Directions: Lay out every line of the listing below as a Markdown table with the columns Row and Listing line, numbering the rows in order. Skip blank lines, and leave the pictures out.

## BEGIN Records provided

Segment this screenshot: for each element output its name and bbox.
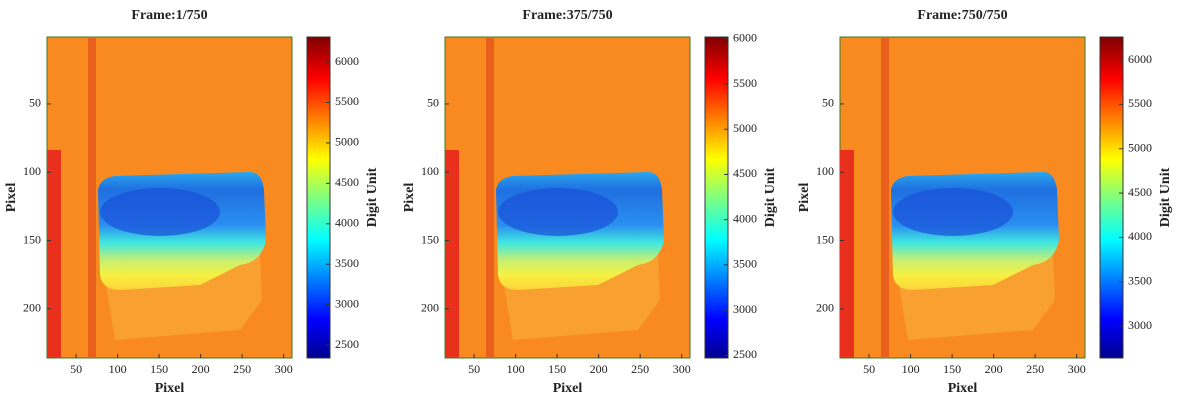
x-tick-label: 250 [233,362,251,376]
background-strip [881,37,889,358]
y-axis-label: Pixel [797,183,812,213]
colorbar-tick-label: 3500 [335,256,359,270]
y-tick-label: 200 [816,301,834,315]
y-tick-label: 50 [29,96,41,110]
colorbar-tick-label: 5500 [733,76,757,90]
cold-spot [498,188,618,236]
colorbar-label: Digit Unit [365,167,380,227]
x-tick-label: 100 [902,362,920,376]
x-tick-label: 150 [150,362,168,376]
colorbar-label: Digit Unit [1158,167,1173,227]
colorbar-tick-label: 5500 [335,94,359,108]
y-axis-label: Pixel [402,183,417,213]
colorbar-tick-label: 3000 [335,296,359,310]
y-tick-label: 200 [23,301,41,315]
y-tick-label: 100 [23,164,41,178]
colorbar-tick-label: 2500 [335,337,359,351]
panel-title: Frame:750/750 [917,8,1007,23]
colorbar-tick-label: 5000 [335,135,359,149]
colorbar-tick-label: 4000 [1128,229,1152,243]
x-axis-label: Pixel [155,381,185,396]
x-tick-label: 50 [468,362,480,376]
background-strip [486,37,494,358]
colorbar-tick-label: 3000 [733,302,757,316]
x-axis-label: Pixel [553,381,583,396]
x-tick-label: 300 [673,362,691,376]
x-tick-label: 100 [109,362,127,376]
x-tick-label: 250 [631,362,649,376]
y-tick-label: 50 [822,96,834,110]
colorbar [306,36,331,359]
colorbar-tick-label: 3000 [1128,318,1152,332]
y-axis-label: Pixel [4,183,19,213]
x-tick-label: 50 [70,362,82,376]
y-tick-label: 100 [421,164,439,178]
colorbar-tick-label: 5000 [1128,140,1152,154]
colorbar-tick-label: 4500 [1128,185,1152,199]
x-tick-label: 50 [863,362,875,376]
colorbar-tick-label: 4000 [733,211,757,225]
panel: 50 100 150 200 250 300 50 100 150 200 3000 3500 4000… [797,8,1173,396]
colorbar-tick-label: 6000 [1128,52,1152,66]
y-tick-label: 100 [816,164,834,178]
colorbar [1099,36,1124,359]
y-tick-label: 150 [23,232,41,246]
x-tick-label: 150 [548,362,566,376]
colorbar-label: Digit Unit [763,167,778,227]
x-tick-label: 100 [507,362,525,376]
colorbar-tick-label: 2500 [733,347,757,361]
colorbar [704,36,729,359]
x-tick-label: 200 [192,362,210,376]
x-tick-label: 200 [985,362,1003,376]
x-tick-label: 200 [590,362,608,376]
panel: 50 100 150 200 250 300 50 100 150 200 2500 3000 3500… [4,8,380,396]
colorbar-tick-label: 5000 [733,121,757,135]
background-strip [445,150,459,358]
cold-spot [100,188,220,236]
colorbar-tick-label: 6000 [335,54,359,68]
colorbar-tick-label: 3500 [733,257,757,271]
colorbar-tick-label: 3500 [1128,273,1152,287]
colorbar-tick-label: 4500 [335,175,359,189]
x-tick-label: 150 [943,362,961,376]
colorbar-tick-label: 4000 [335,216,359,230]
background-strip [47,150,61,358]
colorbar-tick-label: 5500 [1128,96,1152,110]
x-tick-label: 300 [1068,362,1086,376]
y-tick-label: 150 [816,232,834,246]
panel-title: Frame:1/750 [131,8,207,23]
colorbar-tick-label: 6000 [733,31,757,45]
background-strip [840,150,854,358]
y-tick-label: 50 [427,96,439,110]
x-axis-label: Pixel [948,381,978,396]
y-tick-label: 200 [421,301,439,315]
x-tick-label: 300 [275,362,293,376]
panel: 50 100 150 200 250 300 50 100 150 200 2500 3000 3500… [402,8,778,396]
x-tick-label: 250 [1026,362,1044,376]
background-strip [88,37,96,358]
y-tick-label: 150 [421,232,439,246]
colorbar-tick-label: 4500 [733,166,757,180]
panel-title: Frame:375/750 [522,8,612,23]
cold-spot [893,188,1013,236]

## END Records provided

Final result:
| Row | Listing line |
|---|---|
| 1 | Segment this screenshot: for each element output its name and bbox. |
| 2 | x-tick-label: 250 [233,362,251,376] |
| 3 | background-strip [881,37,889,358] |
| 4 | y-axis-label: Pixel [797,183,812,213] |
| 5 | colorbar-tick-label: 3500 [335,256,359,270] |
| 6 | y-tick-label: 200 [816,301,834,315] |
| 7 | y-tick-label: 50 [29,96,41,110] |
| 8 | colorbar-tick-label: 5500 [733,76,757,90] |
| 9 | cold-spot [498,188,618,236] |
| 10 | colorbar-label: Digit Unit [365,167,380,227] |
| 11 | x-tick-label: 100 [902,362,920,376] |
| 12 | x-tick-label: 150 [150,362,168,376] |
| 13 | colorbar-label: Digit Unit [1158,167,1173,227] |
| 14 | colorbar-tick-label: 5500 [335,94,359,108] |
| 15 | y-axis-label: Pixel [402,183,417,213] |
| 16 | colorbar-tick-label: 3000 [335,296,359,310] |
| 17 | y-tick-label: 200 [23,301,41,315] |
| 18 | y-tick-label: 100 [23,164,41,178] |
| 19 | colorbar-tick-label: 2500 [335,337,359,351] |
| 20 | panel-title: Frame:750/750 [917,8,1007,23] |
| 21 | colorbar-tick-label: 5000 [335,135,359,149] |
| 22 | colorbar-tick-label: 4000 [1128,229,1152,243] |
| 23 | x-axis-label: Pixel [155,381,185,396] |
| 24 | x-tick-label: 50 [468,362,480,376] |
| 25 | background-strip [486,37,494,358] |
| 26 | colorbar-tick-label: 3000 [733,302,757,316] |
| 27 | x-axis-label: Pixel [553,381,583,396] |
| 28 | x-tick-label: 300 [673,362,691,376] |
| 29 | x-tick-label: 100 [109,362,127,376] |
| 30 | x-tick-label: 250 [631,362,649,376] |
| 31 | y-tick-label: 50 [822,96,834,110] |
| 32 | colorbar [306,36,331,359] |
| 33 | colorbar-tick-label: 3000 [1128,318,1152,332] |
| 34 | y-axis-label: Pixel [4,183,19,213] |
| 35 | x-tick-label: 50 [70,362,82,376] |
| 36 | y-tick-label: 100 [421,164,439,178] |
| 37 | colorbar-tick-label: 5000 [1128,140,1152,154] |
| 38 | colorbar-tick-label: 4500 [1128,185,1152,199] |
| 39 | x-tick-label: 50 [863,362,875,376] |
| 40 | colorbar-tick-label: 4000 [733,211,757,225] |
| 41 | panel: 50 100 150 200 250 300 50 100 150 200 3000 3500 4000… [797,8,1173,396] |
| 42 | colorbar-tick-label: 6000 [1128,52,1152,66] |
| 43 | y-tick-label: 100 [816,164,834,178] |
| 44 | colorbar [1099,36,1124,359] |
| 45 | y-tick-label: 150 [23,232,41,246] |
| 46 | x-tick-label: 150 [548,362,566,376] |
| 47 | colorbar-label: Digit Unit [763,167,778,227] |
| 48 | x-tick-label: 100 [507,362,525,376] |
| 49 | colorbar-tick-label: 2500 [733,347,757,361] |
| 50 | colorbar [704,36,729,359] |
| 51 | x-tick-label: 200 [192,362,210,376] |
| 52 | x-tick-label: 200 [985,362,1003,376] |
| 53 | x-tick-label: 200 [590,362,608,376] |
| 54 | panel: 50 100 150 200 250 300 50 100 150 200 2500 3000 3500… [4,8,380,396] |
| 55 | colorbar-tick-label: 5000 [733,121,757,135] |
| 56 | background-strip [445,150,459,358] |
| 57 | cold-spot [100,188,220,236] |
| 58 | colorbar-tick-label: 6000 [335,54,359,68] |
| 59 | colorbar-tick-label: 3500 [733,257,757,271] |
| 60 | colorbar-tick-label: 3500 [1128,273,1152,287] |
| 61 | colorbar-tick-label: 4500 [335,175,359,189] |
| 62 | x-tick-label: 150 [943,362,961,376] |
| 63 | colorbar-tick-label: 4000 [335,216,359,230] |
| 64 | background-strip [47,150,61,358] |
| 65 | colorbar-tick-label: 5500 [1128,96,1152,110] |
| 66 | x-tick-label: 300 [1068,362,1086,376] |
| 67 | y-tick-label: 150 [816,232,834,246] |
| 68 | panel-title: Frame:1/750 [131,8,207,23] |
| 69 | colorbar-tick-label: 6000 [733,31,757,45] |
| 70 | background-strip [840,150,854,358] |
| 71 | y-tick-label: 50 [427,96,439,110] |
| 72 | x-axis-label: Pixel [948,381,978,396] |
| 73 | y-tick-label: 200 [421,301,439,315] |
| 74 | x-tick-label: 300 [275,362,293,376] |
| 75 | panel: 50 100 150 200 250 300 50 100 150 200 2500 3000 3500… [402,8,778,396] |
| 76 | x-tick-label: 250 [1026,362,1044,376] |
| 77 | background-strip [88,37,96,358] |
| 78 | y-tick-label: 150 [421,232,439,246] |
| 79 | colorbar-tick-label: 4500 [733,166,757,180] |
| 80 | panel-title: Frame:375/750 [522,8,612,23] |
| 81 | cold-spot [893,188,1013,236] |